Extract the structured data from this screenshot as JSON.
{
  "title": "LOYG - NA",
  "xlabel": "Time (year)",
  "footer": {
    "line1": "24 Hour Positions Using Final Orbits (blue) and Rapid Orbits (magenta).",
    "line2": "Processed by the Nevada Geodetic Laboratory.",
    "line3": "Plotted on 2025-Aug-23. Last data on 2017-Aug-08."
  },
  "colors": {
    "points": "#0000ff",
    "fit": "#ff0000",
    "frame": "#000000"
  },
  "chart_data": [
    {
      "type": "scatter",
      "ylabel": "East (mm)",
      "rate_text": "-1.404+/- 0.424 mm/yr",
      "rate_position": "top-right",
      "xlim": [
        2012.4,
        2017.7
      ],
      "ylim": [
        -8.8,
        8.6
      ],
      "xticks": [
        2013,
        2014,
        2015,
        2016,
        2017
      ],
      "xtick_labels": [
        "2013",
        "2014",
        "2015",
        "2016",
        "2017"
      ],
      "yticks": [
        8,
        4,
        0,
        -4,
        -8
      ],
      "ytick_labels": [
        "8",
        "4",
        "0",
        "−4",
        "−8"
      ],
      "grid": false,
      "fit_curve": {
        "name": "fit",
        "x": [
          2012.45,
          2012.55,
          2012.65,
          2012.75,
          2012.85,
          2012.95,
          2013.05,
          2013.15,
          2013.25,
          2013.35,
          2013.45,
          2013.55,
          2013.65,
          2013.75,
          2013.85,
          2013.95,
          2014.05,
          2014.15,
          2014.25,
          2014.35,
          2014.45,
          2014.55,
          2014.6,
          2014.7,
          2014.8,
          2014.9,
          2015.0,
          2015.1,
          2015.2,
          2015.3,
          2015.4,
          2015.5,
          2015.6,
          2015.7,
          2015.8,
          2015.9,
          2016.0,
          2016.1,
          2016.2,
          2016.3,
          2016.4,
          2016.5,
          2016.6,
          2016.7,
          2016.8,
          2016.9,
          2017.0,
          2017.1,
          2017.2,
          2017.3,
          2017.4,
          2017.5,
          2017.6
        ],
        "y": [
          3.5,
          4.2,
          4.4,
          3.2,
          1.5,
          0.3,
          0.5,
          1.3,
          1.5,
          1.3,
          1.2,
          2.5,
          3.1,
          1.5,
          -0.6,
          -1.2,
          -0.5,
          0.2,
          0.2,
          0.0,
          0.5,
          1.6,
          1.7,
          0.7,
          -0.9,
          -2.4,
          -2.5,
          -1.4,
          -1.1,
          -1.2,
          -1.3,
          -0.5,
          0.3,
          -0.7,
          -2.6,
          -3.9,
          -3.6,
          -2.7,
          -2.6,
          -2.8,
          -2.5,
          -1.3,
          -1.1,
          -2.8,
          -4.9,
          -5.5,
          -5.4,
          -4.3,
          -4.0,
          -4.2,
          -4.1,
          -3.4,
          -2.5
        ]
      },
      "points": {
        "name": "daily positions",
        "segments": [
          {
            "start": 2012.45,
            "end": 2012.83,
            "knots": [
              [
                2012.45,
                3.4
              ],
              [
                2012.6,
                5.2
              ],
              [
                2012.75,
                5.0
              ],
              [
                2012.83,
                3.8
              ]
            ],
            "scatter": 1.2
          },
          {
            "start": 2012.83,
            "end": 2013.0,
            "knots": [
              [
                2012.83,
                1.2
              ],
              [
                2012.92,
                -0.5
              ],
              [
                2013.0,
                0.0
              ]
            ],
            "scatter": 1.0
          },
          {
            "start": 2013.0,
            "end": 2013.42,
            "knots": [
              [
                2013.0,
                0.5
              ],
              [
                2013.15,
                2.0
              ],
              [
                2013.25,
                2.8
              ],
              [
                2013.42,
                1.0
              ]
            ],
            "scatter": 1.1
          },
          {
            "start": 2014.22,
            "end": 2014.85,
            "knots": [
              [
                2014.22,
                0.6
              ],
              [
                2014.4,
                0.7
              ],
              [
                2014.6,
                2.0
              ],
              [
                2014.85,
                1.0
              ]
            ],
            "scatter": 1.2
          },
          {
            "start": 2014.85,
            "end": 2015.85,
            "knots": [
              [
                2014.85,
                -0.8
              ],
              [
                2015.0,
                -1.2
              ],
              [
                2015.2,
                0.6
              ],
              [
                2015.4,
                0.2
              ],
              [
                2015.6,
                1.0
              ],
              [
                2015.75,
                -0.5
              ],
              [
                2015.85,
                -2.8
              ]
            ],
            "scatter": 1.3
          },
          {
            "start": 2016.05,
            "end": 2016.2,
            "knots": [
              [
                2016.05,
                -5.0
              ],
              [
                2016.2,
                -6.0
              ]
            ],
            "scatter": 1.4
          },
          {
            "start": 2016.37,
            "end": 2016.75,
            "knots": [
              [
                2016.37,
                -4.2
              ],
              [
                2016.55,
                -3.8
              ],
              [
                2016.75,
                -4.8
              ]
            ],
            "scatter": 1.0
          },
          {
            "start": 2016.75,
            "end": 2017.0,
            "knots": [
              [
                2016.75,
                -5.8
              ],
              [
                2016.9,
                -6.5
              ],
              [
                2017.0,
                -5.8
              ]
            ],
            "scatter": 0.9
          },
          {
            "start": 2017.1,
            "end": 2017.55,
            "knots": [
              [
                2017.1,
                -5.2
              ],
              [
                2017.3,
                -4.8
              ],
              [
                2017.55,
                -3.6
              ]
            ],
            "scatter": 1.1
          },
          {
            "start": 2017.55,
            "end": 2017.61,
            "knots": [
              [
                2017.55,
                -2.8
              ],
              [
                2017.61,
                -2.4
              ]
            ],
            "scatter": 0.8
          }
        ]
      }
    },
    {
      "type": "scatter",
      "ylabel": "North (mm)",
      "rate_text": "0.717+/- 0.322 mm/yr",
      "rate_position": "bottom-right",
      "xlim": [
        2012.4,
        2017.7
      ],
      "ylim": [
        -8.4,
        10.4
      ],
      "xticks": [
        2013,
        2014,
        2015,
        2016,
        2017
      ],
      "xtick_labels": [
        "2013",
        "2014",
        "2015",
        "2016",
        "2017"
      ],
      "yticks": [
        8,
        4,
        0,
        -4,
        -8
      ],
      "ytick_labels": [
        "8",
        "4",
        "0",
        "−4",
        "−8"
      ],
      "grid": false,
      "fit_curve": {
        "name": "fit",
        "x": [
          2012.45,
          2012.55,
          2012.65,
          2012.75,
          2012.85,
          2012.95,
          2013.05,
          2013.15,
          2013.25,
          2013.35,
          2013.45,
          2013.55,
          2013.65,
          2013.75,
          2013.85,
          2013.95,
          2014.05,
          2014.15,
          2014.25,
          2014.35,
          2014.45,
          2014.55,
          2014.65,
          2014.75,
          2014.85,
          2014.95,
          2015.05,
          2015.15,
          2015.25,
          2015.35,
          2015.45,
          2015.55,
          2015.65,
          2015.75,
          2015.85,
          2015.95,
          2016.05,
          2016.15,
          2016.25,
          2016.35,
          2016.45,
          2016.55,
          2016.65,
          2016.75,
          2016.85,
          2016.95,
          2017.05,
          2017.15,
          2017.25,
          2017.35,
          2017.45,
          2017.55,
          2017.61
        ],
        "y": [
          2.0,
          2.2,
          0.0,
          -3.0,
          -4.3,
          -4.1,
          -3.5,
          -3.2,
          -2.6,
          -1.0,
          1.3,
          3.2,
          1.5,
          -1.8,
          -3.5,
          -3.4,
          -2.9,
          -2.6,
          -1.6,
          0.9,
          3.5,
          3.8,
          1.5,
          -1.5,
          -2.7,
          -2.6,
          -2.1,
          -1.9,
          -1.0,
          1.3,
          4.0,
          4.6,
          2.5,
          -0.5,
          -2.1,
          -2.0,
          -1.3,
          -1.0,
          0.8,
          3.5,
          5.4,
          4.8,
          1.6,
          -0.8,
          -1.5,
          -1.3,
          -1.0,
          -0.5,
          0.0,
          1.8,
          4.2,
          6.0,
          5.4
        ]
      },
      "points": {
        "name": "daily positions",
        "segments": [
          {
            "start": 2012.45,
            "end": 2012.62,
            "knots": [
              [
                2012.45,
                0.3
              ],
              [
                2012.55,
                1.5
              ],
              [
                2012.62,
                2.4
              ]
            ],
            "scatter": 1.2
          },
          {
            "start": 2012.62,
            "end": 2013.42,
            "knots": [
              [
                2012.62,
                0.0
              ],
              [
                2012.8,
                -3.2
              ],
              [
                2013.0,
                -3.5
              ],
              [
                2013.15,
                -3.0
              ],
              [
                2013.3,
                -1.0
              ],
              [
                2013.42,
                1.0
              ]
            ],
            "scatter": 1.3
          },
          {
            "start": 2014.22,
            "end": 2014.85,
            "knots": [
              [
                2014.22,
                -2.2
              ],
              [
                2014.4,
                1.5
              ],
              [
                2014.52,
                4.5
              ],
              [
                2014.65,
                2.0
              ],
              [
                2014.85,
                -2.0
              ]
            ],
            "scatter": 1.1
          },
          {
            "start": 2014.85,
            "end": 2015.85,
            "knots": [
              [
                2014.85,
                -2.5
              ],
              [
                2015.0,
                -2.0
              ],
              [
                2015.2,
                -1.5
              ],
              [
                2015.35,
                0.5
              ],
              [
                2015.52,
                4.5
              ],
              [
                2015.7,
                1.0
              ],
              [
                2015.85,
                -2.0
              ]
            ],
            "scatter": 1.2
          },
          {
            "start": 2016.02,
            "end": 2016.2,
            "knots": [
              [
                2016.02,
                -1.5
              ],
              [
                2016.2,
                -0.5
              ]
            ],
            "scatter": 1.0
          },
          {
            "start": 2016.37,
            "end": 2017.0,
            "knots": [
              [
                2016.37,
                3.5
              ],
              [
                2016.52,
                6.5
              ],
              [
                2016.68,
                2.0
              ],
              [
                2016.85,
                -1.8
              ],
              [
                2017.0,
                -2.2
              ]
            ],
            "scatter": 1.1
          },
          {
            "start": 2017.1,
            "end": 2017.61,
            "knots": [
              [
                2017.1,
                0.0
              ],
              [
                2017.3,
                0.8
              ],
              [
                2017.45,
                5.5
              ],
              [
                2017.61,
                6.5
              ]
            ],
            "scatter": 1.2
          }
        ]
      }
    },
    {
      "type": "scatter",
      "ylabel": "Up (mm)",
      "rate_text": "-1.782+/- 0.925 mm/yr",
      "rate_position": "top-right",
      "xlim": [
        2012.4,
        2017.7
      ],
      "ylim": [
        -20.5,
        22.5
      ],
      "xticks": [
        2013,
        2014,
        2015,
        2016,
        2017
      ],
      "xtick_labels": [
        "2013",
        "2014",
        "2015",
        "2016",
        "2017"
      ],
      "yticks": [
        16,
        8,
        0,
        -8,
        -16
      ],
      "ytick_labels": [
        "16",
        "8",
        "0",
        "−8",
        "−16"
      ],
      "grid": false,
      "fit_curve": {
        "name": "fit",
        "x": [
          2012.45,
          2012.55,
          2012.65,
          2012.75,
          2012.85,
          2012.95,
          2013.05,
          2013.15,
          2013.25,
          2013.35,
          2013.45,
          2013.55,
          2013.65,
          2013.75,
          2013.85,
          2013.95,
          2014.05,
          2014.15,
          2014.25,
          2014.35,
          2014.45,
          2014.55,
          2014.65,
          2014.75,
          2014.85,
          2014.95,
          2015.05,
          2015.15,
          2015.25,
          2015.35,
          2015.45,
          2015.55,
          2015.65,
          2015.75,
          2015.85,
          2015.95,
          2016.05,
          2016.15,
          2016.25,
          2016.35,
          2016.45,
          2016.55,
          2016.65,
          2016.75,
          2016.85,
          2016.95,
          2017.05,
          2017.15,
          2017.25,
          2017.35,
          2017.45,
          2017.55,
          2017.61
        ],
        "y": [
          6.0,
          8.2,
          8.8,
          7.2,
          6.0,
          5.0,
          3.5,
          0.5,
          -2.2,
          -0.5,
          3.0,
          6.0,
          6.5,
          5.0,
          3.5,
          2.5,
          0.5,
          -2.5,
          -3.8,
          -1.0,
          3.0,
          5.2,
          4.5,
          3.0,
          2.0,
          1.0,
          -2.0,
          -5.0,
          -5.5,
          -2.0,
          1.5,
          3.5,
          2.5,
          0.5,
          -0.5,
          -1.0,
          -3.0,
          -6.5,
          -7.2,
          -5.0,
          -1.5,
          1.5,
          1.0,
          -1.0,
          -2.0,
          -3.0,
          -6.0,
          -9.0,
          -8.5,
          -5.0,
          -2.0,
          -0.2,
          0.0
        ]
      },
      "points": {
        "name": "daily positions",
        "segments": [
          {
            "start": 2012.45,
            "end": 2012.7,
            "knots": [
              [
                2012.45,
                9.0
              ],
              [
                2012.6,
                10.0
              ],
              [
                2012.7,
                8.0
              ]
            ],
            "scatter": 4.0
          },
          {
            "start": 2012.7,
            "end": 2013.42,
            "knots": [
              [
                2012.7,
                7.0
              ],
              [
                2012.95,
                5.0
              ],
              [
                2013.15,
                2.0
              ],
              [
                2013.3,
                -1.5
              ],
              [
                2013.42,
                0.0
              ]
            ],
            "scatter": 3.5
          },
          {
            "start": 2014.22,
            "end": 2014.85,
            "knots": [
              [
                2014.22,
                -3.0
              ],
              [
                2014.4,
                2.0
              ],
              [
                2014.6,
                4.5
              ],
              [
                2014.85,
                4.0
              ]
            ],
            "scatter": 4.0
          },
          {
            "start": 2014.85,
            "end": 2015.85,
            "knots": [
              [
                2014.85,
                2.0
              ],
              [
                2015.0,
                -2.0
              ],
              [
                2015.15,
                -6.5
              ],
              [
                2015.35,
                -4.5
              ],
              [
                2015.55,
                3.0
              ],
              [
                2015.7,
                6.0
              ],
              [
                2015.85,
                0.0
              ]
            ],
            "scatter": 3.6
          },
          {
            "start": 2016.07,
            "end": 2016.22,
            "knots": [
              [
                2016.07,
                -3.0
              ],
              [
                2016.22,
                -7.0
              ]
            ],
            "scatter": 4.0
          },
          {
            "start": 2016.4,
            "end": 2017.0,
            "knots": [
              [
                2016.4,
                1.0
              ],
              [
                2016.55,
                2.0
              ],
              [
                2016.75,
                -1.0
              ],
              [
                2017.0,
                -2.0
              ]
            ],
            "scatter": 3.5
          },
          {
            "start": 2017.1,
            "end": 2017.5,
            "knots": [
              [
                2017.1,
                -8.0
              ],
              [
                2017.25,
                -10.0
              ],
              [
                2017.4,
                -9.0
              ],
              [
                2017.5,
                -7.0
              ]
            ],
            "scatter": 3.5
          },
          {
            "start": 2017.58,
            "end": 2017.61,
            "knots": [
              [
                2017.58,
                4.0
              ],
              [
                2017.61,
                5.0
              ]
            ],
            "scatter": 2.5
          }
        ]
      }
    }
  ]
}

EXERCISE DIRECTIONS
Look through the entries and find each line that has the string "ylabel". Copy those lines.

WRITTEN REPLY
      "ylabel": "East (mm)",
      "ylabel": "North (mm)",
      "ylabel": "Up (mm)",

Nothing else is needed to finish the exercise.